## Exercise details
Copy each line in the data that includes the word "母亲扑过来抓住我的手".

— start Recorded data —

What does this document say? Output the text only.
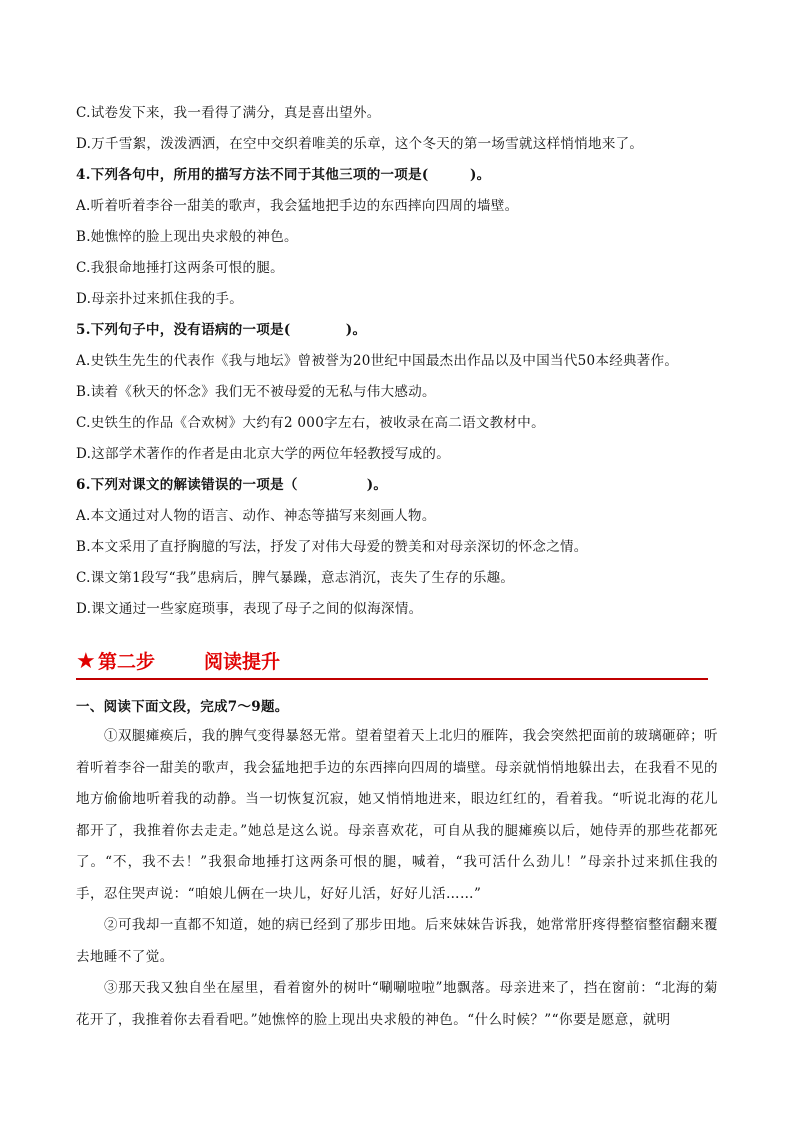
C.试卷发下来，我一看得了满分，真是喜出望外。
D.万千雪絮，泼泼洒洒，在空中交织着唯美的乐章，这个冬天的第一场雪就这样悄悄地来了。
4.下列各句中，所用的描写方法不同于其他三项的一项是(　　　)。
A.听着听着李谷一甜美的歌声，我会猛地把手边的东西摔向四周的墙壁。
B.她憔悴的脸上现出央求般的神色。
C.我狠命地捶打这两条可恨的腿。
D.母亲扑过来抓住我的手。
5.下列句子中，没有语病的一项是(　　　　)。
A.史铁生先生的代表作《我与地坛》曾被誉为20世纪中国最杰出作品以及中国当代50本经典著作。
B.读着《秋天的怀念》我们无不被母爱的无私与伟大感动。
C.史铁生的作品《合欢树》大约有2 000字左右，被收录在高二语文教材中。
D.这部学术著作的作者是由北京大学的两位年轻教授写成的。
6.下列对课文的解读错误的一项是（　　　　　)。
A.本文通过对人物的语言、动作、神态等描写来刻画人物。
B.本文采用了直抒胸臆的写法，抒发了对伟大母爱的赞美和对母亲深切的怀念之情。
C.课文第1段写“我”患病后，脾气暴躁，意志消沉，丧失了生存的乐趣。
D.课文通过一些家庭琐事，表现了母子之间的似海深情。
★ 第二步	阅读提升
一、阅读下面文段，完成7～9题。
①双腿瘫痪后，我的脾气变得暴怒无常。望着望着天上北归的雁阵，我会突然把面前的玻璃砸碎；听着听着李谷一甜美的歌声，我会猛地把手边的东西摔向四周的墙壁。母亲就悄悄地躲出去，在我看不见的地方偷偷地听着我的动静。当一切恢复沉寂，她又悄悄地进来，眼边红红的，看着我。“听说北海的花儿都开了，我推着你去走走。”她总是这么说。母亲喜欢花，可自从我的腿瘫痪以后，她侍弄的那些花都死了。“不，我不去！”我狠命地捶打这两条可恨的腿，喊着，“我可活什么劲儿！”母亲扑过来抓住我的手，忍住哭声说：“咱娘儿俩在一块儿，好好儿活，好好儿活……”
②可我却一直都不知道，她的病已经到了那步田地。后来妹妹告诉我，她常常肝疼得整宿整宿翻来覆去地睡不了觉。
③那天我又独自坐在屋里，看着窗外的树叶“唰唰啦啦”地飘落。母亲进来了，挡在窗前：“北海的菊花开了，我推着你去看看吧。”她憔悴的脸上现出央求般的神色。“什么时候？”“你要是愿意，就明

— end Recorded data —
— start Recorded data —

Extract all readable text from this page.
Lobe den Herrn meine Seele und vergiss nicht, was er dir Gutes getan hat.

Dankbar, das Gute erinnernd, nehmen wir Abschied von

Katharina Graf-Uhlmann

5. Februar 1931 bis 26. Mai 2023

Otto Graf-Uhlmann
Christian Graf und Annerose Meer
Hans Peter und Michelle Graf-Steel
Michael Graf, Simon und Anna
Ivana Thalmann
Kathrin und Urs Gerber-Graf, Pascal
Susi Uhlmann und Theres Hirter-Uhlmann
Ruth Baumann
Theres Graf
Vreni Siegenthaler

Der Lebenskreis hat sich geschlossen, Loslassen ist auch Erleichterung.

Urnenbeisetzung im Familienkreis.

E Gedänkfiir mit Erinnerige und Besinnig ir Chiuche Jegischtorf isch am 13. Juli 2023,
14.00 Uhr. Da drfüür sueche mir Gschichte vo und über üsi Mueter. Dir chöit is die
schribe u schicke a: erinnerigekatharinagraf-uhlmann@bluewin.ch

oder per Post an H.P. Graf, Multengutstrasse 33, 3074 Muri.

— end Recorded data —

## Problem solution
D.母亲扑过来抓住我的手。
①双腿瘫痪后，我的脾气变得暴怒无常。望着望着天上北归的雁阵，我会突然把面前的玻璃砸碎；听着听着李谷一甜美的歌声，我会猛地把手边的东西摔向四周的墙壁。母亲就悄悄地躲出去，在我看不见的地方偷偷地听着我的动静。当一切恢复沉寂，她又悄悄地进来，眼边红红的，看着我。“听说北海的花儿都开了，我推着你去走走。”她总是这么说。母亲喜欢花，可自从我的腿瘫痪以后，她侍弄的那些花都死了。“不，我不去！”我狠命地捶打这两条可恨的腿，喊着，“我可活什么劲儿！”母亲扑过来抓住我的手，忍住哭声说：“咱娘儿俩在一块儿，好好儿活，好好儿活……”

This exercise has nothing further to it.